* Start PROVIDED DATA *

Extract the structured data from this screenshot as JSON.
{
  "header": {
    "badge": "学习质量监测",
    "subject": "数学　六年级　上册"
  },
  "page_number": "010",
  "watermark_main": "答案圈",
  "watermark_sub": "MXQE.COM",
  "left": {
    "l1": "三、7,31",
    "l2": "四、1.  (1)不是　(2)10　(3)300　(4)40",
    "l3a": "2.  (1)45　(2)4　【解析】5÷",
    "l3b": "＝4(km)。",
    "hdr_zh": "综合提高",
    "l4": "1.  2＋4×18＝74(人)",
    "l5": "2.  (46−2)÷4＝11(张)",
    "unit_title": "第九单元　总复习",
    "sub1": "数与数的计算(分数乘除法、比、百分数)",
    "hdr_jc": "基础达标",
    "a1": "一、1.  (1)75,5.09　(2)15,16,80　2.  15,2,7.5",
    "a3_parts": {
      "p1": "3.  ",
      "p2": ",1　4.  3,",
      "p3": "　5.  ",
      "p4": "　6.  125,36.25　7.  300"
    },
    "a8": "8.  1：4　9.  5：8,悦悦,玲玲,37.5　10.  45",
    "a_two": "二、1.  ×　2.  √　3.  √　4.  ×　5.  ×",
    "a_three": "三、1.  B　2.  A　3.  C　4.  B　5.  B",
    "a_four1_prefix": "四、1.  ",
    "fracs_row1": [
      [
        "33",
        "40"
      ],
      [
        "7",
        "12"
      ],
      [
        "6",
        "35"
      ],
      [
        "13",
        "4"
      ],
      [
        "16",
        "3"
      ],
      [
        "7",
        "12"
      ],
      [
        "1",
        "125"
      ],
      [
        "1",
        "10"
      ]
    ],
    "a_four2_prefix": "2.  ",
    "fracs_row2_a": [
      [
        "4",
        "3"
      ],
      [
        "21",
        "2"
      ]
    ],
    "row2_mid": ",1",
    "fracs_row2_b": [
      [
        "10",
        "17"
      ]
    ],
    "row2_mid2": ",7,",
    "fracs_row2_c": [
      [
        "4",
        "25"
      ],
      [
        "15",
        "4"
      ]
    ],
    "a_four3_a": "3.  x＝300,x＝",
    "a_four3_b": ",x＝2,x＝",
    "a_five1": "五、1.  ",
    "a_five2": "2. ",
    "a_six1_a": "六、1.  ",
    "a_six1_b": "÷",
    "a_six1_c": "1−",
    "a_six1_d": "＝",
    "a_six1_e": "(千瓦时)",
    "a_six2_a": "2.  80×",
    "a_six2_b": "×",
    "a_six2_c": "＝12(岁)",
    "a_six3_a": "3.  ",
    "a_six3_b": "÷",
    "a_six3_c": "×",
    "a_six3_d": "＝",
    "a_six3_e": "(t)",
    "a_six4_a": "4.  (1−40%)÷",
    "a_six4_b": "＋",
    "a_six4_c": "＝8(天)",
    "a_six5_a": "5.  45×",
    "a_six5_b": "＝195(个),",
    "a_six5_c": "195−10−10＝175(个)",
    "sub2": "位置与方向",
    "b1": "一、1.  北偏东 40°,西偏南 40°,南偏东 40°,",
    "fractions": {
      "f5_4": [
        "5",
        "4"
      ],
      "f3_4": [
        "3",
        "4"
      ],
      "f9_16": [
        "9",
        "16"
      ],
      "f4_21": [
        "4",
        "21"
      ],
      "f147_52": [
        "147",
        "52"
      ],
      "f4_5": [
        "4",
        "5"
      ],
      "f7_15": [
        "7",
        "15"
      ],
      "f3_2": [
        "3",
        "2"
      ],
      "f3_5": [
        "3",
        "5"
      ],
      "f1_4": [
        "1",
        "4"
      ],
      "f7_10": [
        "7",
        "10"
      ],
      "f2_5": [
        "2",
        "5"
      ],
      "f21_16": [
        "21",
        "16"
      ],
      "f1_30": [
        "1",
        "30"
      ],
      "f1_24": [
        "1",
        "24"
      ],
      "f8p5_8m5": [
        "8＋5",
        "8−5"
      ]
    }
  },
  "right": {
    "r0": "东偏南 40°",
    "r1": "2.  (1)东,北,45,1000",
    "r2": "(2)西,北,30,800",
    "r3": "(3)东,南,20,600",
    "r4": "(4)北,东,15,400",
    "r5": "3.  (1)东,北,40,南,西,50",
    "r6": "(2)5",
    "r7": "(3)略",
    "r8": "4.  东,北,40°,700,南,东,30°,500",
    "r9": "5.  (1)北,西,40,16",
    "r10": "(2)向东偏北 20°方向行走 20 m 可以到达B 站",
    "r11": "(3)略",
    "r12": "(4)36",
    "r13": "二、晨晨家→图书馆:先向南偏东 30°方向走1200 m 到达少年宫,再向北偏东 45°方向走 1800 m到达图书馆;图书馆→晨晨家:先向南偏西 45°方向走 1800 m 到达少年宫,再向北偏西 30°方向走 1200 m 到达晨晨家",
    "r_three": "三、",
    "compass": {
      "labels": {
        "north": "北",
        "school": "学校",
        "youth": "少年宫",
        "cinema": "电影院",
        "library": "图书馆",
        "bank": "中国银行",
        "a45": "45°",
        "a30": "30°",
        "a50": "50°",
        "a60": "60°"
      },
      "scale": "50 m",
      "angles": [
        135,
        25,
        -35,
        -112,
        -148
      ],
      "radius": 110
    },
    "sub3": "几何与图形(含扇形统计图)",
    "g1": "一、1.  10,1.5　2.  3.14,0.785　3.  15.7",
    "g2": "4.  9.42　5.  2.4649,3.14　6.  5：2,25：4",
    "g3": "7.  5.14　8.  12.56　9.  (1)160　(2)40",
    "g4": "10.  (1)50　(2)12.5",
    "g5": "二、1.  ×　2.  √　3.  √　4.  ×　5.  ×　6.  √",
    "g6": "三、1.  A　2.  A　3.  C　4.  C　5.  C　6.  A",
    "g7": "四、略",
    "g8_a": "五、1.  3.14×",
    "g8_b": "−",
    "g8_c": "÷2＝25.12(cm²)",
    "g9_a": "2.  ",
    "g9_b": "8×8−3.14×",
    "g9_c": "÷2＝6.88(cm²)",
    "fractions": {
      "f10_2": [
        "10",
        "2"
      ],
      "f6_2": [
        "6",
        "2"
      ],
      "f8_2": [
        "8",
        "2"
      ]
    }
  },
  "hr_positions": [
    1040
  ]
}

* End PROVIDED DATA *

* [AIM OF THE EXERCISE] Recopy all the lines exactly as they appear.

* [SOLVED PROBLEM]
Extract the structured data from this screenshot as JSON.
{
  "header": {
    "badge": "学习质量监测",
    "subject": "数学　六年级　上册"
  },
  "page_number": "010",
  "watermark_main": "答案圈",
  "watermark_sub": "MXQE.COM",
  "left": {
    "l1": "三、7,31",
    "l2": "四、1.  (1)不是　(2)10　(3)300　(4)40",
    "l3a": "2.  (1)45　(2)4　【解析】5÷",
    "l3b": "＝4(km)。",
    "hdr_zh": "综合提高",
    "l4": "1.  2＋4×18＝74(人)",
    "l5": "2.  (46−2)÷4＝11(张)",
    "unit_title": "第九单元　总复习",
    "sub1": "数与数的计算(分数乘除法、比、百分数)",
    "hdr_jc": "基础达标",
    "a1": "一、1.  (1)75,5.09　(2)15,16,80　2.  15,2,7.5",
    "a3_parts": {
      "p1": "3.  ",
      "p2": ",1　4.  3,",
      "p3": "　5.  ",
      "p4": "　6.  125,36.25　7.  300"
    },
    "a8": "8.  1：4　9.  5：8,悦悦,玲玲,37.5　10.  45",
    "a_two": "二、1.  ×　2.  √　3.  √　4.  ×　5.  ×",
    "a_three": "三、1.  B　2.  A　3.  C　4.  B　5.  B",
    "a_four1_prefix": "四、1.  ",
    "fracs_row1": [
      [
        "33",
        "40"
      ],
      [
        "7",
        "12"
      ],
      [
        "6",
        "35"
      ],
      [
        "13",
        "4"
      ],
      [
        "16",
        "3"
      ],
      [
        "7",
        "12"
      ],
      [
        "1",
        "125"
      ],
      [
        "1",
        "10"
      ]
    ],
    "a_four2_prefix": "2.  ",
    "fracs_row2_a": [
      [
        "4",
        "3"
      ],
      [
        "21",
        "2"
      ]
    ],
    "row2_mid": ",1",
    "fracs_row2_b": [
      [
        "10",
        "17"
      ]
    ],
    "row2_mid2": ",7,",
    "fracs_row2_c": [
      [
        "4",
        "25"
      ],
      [
        "15",
        "4"
      ]
    ],
    "a_four3_a": "3.  x＝300,x＝",
    "a_four3_b": ",x＝2,x＝",
    "a_five1": "五、1.  ",
    "a_five2": "2. ",
    "a_six1_a": "六、1.  ",
    "a_six1_b": "÷",
    "a_six1_c": "1−",
    "a_six1_d": "＝",
    "a_six1_e": "(千瓦时)",
    "a_six2_a": "2.  80×",
    "a_six2_b": "×",
    "a_six2_c": "＝12(岁)",
    "a_six3_a": "3.  ",
    "a_six3_b": "÷",
    "a_six3_c": "×",
    "a_six3_d": "＝",
    "a_six3_e": "(t)",
    "a_six4_a": "4.  (1−40%)÷",
    "a_six4_b": "＋",
    "a_six4_c": "＝8(天)",
    "a_six5_a": "5.  45×",
    "a_six5_b": "＝195(个),",
    "a_six5_c": "195−10−10＝175(个)",
    "sub2": "位置与方向",
    "b1": "一、1.  北偏东 40°,西偏南 40°,南偏东 40°,",
    "fractions": {
      "f5_4": [
        "5",
        "4"
      ],
      "f3_4": [
        "3",
        "4"
      ],
      "f9_16": [
        "9",
        "16"
      ],
      "f4_21": [
        "4",
        "21"
      ],
      "f147_52": [
        "147",
        "52"
      ],
      "f4_5": [
        "4",
        "5"
      ],
      "f7_15": [
        "7",
        "15"
      ],
      "f3_2": [
        "3",
        "2"
      ],
      "f3_5": [
        "3",
        "5"
      ],
      "f1_4": [
        "1",
        "4"
      ],
      "f7_10": [
        "7",
        "10"
      ],
      "f2_5": [
        "2",
        "5"
      ],
      "f21_16": [
        "21",
        "16"
      ],
      "f1_30": [
        "1",
        "30"
      ],
      "f1_24": [
        "1",
        "24"
      ],
      "f8p5_8m5": [
        "8＋5",
        "8−5"
      ]
    }
  },
  "right": {
    "r0": "东偏南 40°",
    "r1": "2.  (1)东,北,45,1000",
    "r2": "(2)西,北,30,800",
    "r3": "(3)东,南,20,600",
    "r4": "(4)北,东,15,400",
    "r5": "3.  (1)东,北,40,南,西,50",
    "r6": "(2)5",
    "r7": "(3)略",
    "r8": "4.  东,北,40°,700,南,东,30°,500",
    "r9": "5.  (1)北,西,40,16",
    "r10": "(2)向东偏北 20°方向行走 20 m 可以到达B 站",
    "r11": "(3)略",
    "r12": "(4)36",
    "r13": "二、晨晨家→图书馆:先向南偏东 30°方向走1200 m 到达少年宫,再向北偏东 45°方向走 1800 m到达图书馆;图书馆→晨晨家:先向南偏西 45°方向走 1800 m 到达少年宫,再向北偏西 30°方向走 1200 m 到达晨晨家",
    "r_three": "三、",
    "compass": {
      "labels": {
        "north": "北",
        "school": "学校",
        "youth": "少年宫",
        "cinema": "电影院",
        "library": "图书馆",
        "bank": "中国银行",
        "a45": "45°",
        "a30": "30°",
        "a50": "50°",
        "a60": "60°"
      },
      "scale": "50 m",
      "angles": [
        135,
        25,
        -35,
        -112,
        -148
      ],
      "radius": 110
    },
    "sub3": "几何与图形(含扇形统计图)",
    "g1": "一、1.  10,1.5　2.  3.14,0.785　3.  15.7",
    "g2": "4.  9.42　5.  2.4649,3.14　6.  5：2,25：4",
    "g3": "7.  5.14　8.  12.56　9.  (1)160　(2)40",
    "g4": "10.  (1)50　(2)12.5",
    "g5": "二、1.  ×　2.  √　3.  √　4.  ×　5.  ×　6.  √",
    "g6": "三、1.  A　2.  A　3.  C　4.  C　5.  C　6.  A",
    "g7": "四、略",
    "g8_a": "五、1.  3.14×",
    "g8_b": "−",
    "g8_c": "÷2＝25.12(cm²)",
    "g9_a": "2.  ",
    "g9_b": "8×8−3.14×",
    "g9_c": "÷2＝6.88(cm²)",
    "fractions": {
      "f10_2": [
        "10",
        "2"
      ],
      "f6_2": [
        "6",
        "2"
      ],
      "f8_2": [
        "8",
        "2"
      ]
    }
  },
  "hr_positions": [
    1040
  ]
}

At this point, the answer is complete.